### [PAGE EXTRACT]
[Start]
Monday, September 9, 2013

Kirtan Meditation

     Today I completed my goal of forty days of meditation. Before these forty days I hadn't done much meditation. I began this daily meditation when I went to the Arts of Improvisation, music for people program. One of the teachers had an elective of Kirtan meditation. I absolutely loved it. It gave me so much energy. Not just physical energy but life energy. I rediscovered my joie de vivre. I sat there in the middle of the room, surrounded by wonderful people all singing the same mantra and I thought "wow, this is exactly the kind of thing that I want to fill my life with". It was a wonderful feeling. I hadn't felt like that about anything in too long.
     So I began to meditate daily. For the forty days I did the First Sutra Mantra. It is a meditation created to connect the finite to the infinite. I always told people that it also helped build compassion because it means that we are all connected and we are all the same. The Mantra was:

Humee Hum Tumee Tum Wahe Guru

I am thine, in mine myself Wahe Guru
(http://www.3ho.org/summer-solstice/program/theme/)

      The thing that I loved about this form of meditation was that the mantra was sung. I know myself well so, if I was only supposed to think a mantra I would either get completely off track, I would fall asleep or both. Every part of my body was also engaged. One hand was pointed to the sky and the other rested on my heart. My hands had a job so I was less likely to fidget. I also had to focus my eyes or my intention on the space between my eyebrows, my third eye. This takes focus too so it was another way to prevent my mind from wandering.
     As I progressed through the forty days my mind did different things. In the first week, I had an incredibly difficult time focusing on anything. My thoughts were very scattered. Then I would get really really bored and I would wonder when the meditation would be over. I would also worry that maybe I hadn't set my alarm and i had been meditating for half an hour. Right after that feeling of boredom was when I really felt like it was worth it. Everything got really quiet. I couldn't hear any noise in my house. I started to appreciate the short silences between phrases. I felt like I had supersonic hearing. It was a beautiful feeling and the alarm seemed to come too early.
     As I continued meditating every day it became a little bit easier to go to that silent place. I always had to go through that phase of lots of thought and then intense boredom but I would always get there. I taught my friend Griffin how to meditate. She said that she would get really dizzy when she did it and she would always be worried about losing herself for some reason. I experienced the dizziness a few times but I don't think it was ever to the extent that she felt. 
     I did however have a few weird experiences. The weird experiences weren't the purpose of the meditation but it's still fun to mention them. When I was in my bedroom at home for two days in a row I felt an incredibly strong presence in my room. So strong that I had to open my eyes and stop meditating because I felt really vulnerable. I ended up just ignoring it but it was very odd. When I went back to school there was one day when I was meditating in my room facing a sofa with my roommate and I heard someone come in the room and plop onto a sofa to come and listen to us meditate. I also thought my other roommate was there sitting at her desk. I was really happy that people had come to listen and I was excited to open my eyes when I was done so I could explain what the meditation was and ask if they wanted to join the next day. When I opened my eyes It was only my roommate and I in the room. It was very odd. I was completely convinced that someone was sitting in the sofa in front of me. I don't know what those things mean but I just wanted to share them.
[End]
### [EXTRACTED MATERIAL]
[Start]
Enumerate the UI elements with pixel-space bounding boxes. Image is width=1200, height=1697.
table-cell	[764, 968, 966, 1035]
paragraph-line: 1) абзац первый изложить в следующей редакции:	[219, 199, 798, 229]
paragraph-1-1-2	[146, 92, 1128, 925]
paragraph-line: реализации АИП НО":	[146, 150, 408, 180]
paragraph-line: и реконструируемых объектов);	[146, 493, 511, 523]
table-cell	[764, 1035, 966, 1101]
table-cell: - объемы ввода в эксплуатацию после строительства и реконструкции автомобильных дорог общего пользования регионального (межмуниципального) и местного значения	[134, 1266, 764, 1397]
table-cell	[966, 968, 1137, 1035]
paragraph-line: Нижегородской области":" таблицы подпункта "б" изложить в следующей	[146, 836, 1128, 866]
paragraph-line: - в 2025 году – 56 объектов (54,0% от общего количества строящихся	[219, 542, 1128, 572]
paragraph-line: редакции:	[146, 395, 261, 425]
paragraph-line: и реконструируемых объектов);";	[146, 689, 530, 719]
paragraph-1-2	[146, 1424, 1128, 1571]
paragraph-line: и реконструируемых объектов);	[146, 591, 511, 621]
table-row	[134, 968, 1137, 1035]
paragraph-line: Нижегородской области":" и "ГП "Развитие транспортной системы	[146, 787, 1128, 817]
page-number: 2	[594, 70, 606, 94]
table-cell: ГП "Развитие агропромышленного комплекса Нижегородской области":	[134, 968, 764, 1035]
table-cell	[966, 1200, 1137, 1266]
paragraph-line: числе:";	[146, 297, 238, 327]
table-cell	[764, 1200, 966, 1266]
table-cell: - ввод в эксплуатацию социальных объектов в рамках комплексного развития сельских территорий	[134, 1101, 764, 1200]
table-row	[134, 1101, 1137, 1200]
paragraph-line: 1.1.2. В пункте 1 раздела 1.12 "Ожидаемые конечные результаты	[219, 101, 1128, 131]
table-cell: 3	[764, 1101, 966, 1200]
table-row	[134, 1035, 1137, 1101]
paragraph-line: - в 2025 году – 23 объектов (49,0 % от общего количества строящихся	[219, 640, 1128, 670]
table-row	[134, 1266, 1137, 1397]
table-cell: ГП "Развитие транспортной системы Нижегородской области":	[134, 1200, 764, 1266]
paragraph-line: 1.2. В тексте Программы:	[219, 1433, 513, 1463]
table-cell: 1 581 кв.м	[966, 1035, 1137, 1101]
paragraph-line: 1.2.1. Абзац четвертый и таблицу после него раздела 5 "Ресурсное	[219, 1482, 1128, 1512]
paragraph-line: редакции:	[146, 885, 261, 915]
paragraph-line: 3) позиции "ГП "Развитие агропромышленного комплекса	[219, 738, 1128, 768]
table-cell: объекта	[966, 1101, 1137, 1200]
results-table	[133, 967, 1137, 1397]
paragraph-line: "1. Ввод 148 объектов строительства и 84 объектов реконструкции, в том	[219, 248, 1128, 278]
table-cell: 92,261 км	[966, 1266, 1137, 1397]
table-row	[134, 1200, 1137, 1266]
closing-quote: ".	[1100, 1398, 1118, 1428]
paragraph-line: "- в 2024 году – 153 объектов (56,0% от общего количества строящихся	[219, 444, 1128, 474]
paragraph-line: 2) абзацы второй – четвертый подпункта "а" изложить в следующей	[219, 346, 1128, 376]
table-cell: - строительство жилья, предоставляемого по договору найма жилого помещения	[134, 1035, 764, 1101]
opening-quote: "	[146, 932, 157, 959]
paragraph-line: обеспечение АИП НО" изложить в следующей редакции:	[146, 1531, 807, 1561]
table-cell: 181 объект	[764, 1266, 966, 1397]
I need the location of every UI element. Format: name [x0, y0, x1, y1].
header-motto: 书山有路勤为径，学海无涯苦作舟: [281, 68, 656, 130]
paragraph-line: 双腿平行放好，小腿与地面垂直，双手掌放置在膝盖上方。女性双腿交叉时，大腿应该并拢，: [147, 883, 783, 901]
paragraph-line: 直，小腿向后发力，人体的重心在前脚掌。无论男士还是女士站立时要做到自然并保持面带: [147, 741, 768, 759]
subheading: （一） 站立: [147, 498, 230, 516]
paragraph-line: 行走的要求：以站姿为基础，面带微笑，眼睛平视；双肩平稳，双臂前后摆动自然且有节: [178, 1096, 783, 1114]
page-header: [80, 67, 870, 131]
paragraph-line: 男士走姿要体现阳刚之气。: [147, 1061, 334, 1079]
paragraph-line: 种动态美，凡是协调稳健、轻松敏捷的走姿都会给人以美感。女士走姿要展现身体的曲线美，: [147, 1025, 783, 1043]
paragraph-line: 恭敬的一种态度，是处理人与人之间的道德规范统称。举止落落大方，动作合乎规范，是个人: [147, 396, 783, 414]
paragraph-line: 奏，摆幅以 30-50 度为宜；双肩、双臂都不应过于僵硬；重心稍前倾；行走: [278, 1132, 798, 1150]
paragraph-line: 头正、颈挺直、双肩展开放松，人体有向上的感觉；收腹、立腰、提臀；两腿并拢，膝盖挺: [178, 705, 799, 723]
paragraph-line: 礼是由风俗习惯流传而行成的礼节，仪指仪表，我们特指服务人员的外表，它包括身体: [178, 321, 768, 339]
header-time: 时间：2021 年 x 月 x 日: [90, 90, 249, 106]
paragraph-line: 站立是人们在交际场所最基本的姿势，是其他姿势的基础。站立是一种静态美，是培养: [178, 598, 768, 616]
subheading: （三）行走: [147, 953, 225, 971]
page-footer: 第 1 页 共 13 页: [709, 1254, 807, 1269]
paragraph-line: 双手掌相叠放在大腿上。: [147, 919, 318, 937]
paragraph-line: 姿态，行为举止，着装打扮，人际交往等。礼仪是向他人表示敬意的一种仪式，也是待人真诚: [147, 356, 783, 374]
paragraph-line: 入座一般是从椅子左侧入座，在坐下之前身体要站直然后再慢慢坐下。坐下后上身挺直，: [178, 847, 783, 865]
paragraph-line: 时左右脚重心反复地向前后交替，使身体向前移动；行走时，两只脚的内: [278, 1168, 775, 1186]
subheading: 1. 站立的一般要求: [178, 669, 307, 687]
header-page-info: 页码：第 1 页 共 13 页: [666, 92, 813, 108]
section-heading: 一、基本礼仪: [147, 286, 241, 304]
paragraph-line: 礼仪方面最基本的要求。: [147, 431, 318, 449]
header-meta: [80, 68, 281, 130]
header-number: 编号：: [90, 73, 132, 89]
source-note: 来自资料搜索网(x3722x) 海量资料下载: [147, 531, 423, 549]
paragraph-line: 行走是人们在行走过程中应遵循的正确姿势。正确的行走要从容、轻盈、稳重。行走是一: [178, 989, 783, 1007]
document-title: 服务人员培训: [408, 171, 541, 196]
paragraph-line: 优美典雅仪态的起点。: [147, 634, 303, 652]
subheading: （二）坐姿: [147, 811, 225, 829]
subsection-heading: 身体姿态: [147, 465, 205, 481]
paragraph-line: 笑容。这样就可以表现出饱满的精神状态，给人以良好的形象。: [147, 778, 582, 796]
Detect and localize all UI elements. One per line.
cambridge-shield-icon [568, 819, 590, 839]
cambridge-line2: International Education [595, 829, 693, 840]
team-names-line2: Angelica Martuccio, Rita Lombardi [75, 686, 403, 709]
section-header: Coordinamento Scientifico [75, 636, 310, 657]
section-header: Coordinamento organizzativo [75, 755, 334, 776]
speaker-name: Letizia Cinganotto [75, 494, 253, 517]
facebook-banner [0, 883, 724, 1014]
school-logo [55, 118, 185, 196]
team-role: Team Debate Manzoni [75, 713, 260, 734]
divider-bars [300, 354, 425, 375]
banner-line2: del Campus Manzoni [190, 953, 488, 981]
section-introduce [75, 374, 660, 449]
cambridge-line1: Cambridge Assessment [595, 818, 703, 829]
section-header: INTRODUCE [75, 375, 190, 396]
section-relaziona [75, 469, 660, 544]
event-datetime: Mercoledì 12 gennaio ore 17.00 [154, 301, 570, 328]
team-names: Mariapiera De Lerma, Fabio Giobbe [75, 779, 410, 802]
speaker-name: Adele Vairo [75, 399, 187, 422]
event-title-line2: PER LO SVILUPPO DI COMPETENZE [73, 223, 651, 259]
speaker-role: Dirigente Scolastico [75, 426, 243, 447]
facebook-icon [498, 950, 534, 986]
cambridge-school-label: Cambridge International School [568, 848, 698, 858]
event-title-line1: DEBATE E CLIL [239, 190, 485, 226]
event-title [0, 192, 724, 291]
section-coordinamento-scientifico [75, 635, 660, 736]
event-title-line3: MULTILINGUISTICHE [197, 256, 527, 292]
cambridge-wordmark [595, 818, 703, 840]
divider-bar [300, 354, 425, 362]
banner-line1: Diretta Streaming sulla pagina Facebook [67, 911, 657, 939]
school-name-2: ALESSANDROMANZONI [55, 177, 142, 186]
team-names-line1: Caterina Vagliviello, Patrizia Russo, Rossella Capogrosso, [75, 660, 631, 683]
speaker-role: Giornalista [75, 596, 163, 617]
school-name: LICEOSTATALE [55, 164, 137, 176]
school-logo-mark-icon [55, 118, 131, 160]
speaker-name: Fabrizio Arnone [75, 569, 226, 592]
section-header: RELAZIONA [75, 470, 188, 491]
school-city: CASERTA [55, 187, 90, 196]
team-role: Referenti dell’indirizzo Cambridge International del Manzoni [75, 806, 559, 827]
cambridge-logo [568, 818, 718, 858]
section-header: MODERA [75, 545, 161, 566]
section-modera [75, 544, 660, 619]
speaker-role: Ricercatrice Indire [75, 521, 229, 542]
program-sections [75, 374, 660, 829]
[End]
### [GIVEN PROBLEM 1]
In the meditation post, which mantra did the writer practice for the forty days?
### [GIVEN PROBLEM 2]
Using the meditation post, explain why the writer liked that the mantra in this form of meditation was sung.
The listing comes from a source unrelated to the meditation post.

### [FULL SOLUTION 1]
The First Sutra Mantra.

### [FULL SOLUTION 2]
If the writer only had to think a mantra, they would get completely off track, fall asleep, or both. Singing it kept them engaged and on task.